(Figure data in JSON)
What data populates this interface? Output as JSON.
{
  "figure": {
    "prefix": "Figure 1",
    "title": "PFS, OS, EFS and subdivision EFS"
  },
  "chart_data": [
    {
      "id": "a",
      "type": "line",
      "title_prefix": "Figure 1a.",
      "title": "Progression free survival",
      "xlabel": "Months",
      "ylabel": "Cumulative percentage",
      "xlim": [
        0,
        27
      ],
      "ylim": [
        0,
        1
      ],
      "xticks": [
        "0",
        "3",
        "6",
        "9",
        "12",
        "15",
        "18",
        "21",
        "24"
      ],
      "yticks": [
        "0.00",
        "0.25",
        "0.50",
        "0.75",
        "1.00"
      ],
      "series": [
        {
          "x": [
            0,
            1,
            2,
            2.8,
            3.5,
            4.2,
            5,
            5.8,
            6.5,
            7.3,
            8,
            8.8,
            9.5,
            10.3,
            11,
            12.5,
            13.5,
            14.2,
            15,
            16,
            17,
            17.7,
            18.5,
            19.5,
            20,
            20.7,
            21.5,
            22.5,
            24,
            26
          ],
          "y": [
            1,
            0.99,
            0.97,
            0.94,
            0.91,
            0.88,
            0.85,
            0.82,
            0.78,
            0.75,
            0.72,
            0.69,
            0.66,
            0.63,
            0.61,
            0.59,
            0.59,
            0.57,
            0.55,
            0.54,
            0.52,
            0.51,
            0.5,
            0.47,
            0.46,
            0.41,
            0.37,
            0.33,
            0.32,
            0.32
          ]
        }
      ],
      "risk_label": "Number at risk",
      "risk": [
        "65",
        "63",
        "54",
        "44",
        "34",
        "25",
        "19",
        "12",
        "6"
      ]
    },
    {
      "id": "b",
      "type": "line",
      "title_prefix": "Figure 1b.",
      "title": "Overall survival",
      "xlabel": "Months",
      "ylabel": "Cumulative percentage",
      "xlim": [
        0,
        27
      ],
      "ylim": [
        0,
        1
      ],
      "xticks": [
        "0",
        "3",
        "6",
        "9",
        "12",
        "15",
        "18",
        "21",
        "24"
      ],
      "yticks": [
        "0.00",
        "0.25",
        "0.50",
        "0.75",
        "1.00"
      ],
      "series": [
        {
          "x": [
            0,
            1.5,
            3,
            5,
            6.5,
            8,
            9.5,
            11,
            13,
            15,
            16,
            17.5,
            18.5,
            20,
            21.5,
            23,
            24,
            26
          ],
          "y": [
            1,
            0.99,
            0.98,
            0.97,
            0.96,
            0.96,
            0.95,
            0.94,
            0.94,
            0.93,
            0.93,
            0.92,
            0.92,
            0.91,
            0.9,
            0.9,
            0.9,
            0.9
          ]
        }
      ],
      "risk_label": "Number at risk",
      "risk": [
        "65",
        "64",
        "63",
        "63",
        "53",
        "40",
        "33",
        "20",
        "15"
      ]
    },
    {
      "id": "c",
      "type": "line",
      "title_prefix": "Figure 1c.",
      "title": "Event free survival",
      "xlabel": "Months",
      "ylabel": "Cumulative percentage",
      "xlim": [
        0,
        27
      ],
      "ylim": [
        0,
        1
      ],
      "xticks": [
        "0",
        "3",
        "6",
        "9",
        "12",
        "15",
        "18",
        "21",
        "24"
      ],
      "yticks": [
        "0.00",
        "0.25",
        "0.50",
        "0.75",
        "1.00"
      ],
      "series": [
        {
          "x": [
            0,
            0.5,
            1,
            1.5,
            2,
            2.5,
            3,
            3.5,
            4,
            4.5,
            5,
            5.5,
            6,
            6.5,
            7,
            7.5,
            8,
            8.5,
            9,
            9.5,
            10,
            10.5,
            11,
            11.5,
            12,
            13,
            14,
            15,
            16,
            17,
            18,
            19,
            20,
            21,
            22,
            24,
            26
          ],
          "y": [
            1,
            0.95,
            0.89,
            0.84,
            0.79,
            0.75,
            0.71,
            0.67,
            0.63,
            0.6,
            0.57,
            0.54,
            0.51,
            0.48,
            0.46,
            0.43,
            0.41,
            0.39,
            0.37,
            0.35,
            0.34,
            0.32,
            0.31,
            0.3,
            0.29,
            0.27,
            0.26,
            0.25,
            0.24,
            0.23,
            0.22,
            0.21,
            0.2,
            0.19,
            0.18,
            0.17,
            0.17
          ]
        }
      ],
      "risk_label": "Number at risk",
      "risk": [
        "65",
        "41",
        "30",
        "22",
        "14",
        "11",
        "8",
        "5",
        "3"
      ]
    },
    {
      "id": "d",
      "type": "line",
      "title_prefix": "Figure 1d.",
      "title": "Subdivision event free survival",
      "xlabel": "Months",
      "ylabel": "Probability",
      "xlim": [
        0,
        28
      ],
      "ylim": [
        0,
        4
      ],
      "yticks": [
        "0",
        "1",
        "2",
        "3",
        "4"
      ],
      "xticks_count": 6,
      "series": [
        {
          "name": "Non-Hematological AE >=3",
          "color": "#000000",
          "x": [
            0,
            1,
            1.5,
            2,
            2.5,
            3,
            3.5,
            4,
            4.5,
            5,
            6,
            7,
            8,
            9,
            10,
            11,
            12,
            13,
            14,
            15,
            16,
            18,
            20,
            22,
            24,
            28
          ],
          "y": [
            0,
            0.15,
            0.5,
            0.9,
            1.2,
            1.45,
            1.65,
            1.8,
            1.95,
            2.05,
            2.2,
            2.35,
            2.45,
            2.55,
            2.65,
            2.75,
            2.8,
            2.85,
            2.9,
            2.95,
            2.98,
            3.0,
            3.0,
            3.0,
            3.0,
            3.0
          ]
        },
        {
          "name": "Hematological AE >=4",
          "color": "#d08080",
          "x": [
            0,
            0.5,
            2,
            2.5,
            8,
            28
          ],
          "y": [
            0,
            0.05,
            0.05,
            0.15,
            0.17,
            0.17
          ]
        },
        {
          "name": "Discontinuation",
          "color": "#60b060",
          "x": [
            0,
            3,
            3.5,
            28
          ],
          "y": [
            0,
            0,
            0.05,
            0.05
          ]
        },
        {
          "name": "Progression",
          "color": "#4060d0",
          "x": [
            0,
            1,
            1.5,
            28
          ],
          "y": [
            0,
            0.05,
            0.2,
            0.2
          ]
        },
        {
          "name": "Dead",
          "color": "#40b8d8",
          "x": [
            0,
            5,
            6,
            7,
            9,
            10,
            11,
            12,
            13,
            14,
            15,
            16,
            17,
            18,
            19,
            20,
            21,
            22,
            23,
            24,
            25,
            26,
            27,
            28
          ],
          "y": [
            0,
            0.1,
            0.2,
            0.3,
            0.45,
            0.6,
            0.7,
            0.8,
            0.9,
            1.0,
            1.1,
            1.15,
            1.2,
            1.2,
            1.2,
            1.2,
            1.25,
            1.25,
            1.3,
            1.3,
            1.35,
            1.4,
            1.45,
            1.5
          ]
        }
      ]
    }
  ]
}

* [WHAT IS NEEDED]: Collect the lines of the records that include the string "color".

* [EXERCISE SOLUTION]:
          "color": "#000000",
          "color": "#d08080",
          "color": "#60b060",
          "color": "#4060d0",
          "color": "#40b8d8",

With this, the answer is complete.